Dataset rows
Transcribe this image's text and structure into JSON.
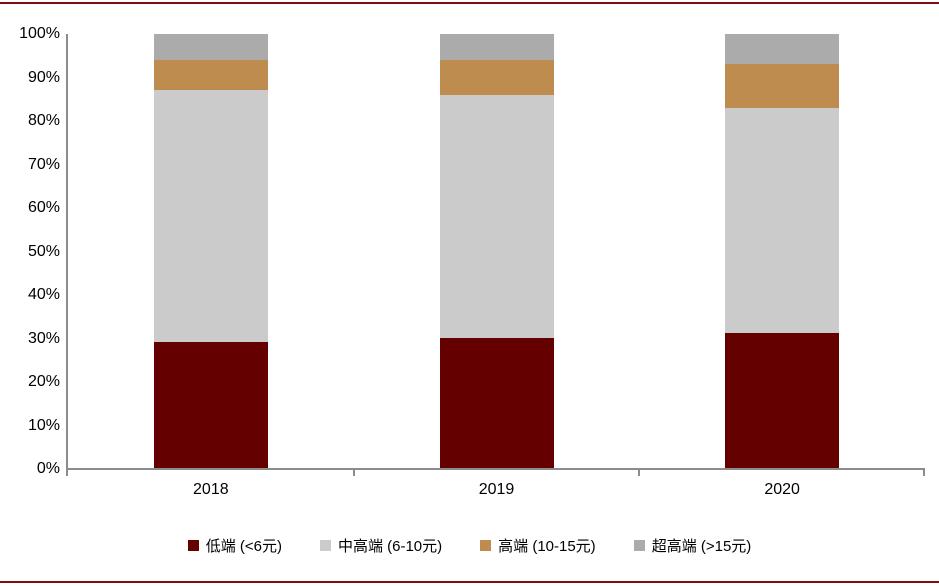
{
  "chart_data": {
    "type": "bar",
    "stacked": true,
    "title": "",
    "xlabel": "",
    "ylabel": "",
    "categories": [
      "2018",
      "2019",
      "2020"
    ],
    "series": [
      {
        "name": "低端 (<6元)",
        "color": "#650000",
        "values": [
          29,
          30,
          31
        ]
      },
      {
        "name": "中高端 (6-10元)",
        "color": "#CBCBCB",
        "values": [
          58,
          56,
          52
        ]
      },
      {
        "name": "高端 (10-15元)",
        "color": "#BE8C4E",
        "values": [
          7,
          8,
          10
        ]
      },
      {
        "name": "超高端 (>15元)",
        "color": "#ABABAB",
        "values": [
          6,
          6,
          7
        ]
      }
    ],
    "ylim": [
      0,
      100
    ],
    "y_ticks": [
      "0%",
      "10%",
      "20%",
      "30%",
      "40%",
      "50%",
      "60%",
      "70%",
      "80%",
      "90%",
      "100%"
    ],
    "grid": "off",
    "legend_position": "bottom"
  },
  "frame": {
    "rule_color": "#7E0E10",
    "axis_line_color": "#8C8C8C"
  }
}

→ **EXERCISE GOAL**:
Copy the material exactly. Do not include the pictures.

→ **FINAL RESULT**:
Transcribe this image's text and structure into JSON.
{
  "chart_data": {
    "type": "bar",
    "stacked": true,
    "title": "",
    "xlabel": "",
    "ylabel": "",
    "categories": [
      "2018",
      "2019",
      "2020"
    ],
    "series": [
      {
        "name": "低端 (<6元)",
        "color": "#650000",
        "values": [
          29,
          30,
          31
        ]
      },
      {
        "name": "中高端 (6-10元)",
        "color": "#CBCBCB",
        "values": [
          58,
          56,
          52
        ]
      },
      {
        "name": "高端 (10-15元)",
        "color": "#BE8C4E",
        "values": [
          7,
          8,
          10
        ]
      },
      {
        "name": "超高端 (>15元)",
        "color": "#ABABAB",
        "values": [
          6,
          6,
          7
        ]
      }
    ],
    "ylim": [
      0,
      100
    ],
    "y_ticks": [
      "0%",
      "10%",
      "20%",
      "30%",
      "40%",
      "50%",
      "60%",
      "70%",
      "80%",
      "90%",
      "100%"
    ],
    "grid": "off",
    "legend_position": "bottom"
  },
  "frame": {
    "rule_color": "#7E0E10",
    "axis_line_color": "#8C8C8C"
  }
}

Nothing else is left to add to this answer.